▶ Collected data entries:
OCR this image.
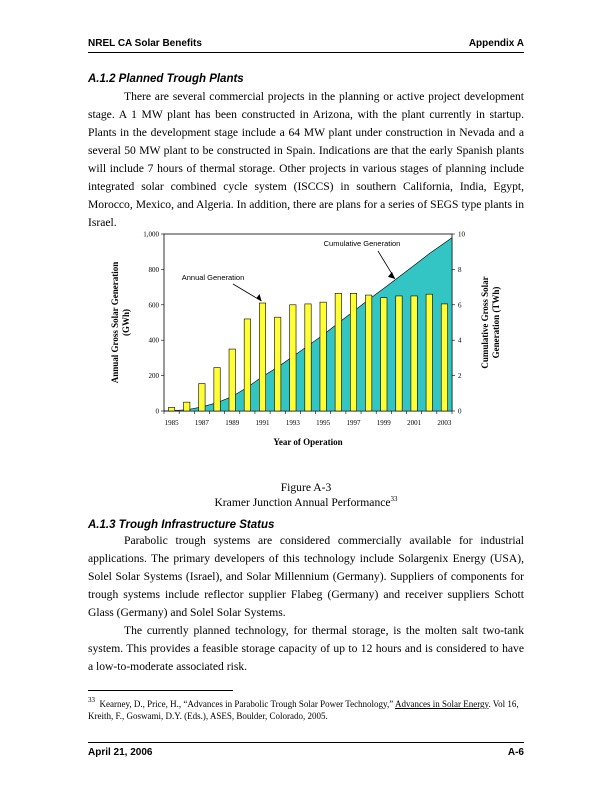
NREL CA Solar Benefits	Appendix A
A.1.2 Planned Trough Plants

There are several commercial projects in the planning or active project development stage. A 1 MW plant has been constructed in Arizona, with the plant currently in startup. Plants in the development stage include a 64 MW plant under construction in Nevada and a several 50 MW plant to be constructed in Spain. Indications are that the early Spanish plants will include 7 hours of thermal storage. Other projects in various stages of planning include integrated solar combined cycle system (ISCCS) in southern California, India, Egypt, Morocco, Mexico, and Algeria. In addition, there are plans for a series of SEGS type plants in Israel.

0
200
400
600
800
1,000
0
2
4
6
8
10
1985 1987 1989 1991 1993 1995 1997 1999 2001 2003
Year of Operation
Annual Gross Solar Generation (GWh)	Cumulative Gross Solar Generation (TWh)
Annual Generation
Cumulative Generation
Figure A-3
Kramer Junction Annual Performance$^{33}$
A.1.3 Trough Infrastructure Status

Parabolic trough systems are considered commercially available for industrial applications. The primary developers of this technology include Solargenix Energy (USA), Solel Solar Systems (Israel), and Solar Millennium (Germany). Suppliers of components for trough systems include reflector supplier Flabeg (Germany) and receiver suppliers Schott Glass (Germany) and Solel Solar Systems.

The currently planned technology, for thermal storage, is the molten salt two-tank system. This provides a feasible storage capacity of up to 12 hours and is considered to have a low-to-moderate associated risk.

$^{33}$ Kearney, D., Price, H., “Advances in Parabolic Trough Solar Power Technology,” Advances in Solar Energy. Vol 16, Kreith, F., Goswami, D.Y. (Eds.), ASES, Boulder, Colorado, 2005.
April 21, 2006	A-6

▶ GIVEN INSTRUCTION: Restate the data above word for word. Do not include the images.

▶ IN RESPONSE:
OCR this image.
NREL CA Solar Benefits	Appendix A
A.1.2 Planned Trough Plants

There are several commercial projects in the planning or active project development stage. A 1 MW plant has been constructed in Arizona, with the plant currently in startup. Plants in the development stage include a 64 MW plant under construction in Nevada and a several 50 MW plant to be constructed in Spain. Indications are that the early Spanish plants will include 7 hours of thermal storage. Other projects in various stages of planning include integrated solar combined cycle system (ISCCS) in southern California, India, Egypt, Morocco, Mexico, and Algeria. In addition, there are plans for a series of SEGS type plants in Israel.

0
200
400
600
800
1,000
0
2
4
6
8
10
1985 1987 1989 1991 1993 1995 1997 1999 2001 2003
Year of Operation
Annual Gross Solar Generation (GWh)	Cumulative Gross Solar Generation (TWh)
Annual Generation
Cumulative Generation
Figure A-3
Kramer Junction Annual Performance$^{33}$
A.1.3 Trough Infrastructure Status

Parabolic trough systems are considered commercially available for industrial applications. The primary developers of this technology include Solargenix Energy (USA), Solel Solar Systems (Israel), and Solar Millennium (Germany). Suppliers of components for trough systems include reflector supplier Flabeg (Germany) and receiver suppliers Schott Glass (Germany) and Solel Solar Systems.

The currently planned technology, for thermal storage, is the molten salt two-tank system. This provides a feasible storage capacity of up to 12 hours and is considered to have a low-to-moderate associated risk.

$^{33}$ Kearney, D., Price, H., “Advances in Parabolic Trough Solar Power Technology,” Advances in Solar Energy. Vol 16, Kreith, F., Goswami, D.Y. (Eds.), ASES, Boulder, Colorado, 2005.
April 21, 2006	A-6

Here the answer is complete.